**AIM OF THE TASK:** Present each line of the entries below that holds the word "active".

**TASK INPUT:**
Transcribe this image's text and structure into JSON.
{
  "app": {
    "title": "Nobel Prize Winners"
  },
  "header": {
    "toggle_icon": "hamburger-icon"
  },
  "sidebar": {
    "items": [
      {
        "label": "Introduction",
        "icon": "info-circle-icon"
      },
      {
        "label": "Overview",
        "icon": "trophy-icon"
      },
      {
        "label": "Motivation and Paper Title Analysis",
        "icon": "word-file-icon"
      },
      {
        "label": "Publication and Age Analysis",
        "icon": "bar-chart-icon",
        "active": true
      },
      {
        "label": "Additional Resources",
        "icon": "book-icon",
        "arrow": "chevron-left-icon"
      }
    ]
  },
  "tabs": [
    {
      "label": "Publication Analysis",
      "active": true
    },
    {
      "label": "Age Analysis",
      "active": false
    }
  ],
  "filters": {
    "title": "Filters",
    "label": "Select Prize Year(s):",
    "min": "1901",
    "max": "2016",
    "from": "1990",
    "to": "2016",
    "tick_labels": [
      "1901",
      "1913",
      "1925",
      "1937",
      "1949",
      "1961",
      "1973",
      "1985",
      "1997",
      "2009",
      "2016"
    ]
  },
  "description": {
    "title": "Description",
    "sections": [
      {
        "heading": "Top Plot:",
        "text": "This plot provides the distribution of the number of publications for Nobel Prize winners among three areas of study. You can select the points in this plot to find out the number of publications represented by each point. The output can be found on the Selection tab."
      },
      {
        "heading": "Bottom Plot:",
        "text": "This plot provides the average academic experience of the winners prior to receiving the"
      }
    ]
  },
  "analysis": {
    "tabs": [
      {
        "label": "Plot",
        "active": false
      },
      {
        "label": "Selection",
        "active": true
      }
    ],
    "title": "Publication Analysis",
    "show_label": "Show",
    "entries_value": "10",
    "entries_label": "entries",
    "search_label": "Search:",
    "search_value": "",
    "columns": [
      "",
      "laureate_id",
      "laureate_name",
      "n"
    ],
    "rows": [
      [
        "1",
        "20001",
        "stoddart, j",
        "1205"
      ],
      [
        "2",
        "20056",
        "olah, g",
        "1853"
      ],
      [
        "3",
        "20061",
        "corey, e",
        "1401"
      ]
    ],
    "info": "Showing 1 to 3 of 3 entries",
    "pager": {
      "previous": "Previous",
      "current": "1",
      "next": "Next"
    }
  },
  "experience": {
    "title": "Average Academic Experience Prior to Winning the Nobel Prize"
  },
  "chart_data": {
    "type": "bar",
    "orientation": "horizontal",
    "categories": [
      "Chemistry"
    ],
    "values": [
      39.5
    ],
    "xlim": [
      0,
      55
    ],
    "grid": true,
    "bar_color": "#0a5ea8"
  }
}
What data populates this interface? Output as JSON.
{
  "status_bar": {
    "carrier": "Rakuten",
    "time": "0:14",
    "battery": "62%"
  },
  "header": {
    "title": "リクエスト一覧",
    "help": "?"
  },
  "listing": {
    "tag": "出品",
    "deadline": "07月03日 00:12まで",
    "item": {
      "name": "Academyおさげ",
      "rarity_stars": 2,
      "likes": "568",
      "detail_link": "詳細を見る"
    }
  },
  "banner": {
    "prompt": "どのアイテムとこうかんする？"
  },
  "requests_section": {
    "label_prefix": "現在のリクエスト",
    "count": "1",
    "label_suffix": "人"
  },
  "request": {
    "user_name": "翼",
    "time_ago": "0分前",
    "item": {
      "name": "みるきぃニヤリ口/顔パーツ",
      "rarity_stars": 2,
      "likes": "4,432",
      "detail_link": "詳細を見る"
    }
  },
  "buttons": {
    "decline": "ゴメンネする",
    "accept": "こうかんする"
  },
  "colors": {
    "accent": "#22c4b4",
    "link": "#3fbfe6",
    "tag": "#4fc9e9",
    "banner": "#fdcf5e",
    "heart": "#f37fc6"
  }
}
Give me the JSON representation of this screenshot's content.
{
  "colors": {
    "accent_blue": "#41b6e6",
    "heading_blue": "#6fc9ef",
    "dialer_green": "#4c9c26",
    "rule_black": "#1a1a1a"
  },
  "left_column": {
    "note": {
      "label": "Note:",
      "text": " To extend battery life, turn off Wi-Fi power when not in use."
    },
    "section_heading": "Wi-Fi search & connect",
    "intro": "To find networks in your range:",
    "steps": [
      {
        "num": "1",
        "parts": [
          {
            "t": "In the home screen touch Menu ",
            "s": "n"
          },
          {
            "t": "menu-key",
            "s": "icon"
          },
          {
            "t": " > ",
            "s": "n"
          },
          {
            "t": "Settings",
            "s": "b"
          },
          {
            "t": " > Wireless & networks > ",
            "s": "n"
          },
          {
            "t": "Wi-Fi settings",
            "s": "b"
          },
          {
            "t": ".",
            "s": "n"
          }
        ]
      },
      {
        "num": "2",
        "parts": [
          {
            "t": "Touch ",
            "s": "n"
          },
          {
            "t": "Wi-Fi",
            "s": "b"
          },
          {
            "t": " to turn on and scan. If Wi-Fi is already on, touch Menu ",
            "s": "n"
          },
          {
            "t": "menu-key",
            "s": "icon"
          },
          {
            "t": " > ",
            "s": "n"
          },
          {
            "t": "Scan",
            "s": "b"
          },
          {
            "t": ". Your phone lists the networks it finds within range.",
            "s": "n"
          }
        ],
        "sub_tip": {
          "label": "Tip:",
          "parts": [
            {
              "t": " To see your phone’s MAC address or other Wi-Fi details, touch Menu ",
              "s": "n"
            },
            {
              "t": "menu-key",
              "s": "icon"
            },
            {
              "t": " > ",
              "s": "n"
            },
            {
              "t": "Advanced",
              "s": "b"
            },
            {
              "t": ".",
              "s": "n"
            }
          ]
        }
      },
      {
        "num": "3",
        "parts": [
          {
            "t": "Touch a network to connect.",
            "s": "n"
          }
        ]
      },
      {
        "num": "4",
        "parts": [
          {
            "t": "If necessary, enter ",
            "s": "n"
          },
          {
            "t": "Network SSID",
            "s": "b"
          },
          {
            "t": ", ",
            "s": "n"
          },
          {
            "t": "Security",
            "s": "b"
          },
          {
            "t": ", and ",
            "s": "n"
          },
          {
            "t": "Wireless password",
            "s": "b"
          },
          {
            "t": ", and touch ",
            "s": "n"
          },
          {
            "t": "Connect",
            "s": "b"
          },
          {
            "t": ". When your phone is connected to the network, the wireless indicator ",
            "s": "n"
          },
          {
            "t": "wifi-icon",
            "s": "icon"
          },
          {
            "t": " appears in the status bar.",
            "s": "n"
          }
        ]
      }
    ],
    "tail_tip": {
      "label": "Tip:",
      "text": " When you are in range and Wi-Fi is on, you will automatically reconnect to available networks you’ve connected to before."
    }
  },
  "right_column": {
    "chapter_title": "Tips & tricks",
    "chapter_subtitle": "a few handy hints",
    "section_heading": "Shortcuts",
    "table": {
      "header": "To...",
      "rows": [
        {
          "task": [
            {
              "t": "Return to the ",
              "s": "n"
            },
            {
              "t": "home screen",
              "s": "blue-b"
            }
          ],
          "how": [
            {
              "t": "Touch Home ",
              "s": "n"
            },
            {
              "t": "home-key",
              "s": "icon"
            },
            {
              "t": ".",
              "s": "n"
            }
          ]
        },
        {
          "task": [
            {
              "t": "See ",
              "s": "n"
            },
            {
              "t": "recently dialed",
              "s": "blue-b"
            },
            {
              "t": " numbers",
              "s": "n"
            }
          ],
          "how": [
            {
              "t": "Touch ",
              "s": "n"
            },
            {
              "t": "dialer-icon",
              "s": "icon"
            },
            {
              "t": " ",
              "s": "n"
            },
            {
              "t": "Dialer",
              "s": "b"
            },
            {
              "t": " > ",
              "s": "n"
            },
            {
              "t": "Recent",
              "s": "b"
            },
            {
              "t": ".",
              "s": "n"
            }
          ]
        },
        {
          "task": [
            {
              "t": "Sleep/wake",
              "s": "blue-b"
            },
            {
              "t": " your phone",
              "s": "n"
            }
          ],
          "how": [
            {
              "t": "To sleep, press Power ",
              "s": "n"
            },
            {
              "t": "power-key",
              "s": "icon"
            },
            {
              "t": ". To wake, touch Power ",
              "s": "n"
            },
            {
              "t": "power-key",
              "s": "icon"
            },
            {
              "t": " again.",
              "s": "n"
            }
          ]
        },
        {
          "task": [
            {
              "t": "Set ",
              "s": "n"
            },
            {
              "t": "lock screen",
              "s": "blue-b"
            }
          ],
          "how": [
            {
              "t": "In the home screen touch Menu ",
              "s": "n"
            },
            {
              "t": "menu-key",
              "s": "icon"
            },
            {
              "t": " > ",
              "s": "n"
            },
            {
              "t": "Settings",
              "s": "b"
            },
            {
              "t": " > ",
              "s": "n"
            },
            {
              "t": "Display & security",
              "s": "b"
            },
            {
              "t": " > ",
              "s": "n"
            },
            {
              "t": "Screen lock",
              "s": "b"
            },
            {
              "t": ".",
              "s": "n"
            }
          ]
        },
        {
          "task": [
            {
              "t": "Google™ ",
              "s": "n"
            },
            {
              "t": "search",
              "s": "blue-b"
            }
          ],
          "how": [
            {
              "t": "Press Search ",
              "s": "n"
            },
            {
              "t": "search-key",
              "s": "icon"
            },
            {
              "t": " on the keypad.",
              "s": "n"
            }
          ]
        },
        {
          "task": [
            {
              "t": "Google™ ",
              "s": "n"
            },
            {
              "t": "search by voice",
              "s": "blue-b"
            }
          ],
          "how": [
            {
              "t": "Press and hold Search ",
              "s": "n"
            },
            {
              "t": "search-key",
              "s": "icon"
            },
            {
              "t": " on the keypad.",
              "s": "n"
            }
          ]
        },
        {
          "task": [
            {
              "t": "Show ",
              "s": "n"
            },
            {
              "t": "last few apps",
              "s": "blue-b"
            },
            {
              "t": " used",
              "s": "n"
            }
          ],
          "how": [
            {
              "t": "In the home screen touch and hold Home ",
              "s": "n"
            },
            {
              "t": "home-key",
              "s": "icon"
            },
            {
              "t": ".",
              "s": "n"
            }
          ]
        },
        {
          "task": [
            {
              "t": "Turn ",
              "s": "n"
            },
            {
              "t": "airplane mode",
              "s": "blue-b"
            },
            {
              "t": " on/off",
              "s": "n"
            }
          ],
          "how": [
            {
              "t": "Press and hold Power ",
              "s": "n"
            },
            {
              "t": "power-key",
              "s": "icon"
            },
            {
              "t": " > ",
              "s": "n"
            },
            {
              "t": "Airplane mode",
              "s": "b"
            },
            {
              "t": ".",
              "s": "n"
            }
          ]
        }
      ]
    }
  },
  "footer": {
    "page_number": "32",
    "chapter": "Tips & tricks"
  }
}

**SOLUTION:**
        "active": true
      "active": true
      "active": false
        "active": false
        "active": true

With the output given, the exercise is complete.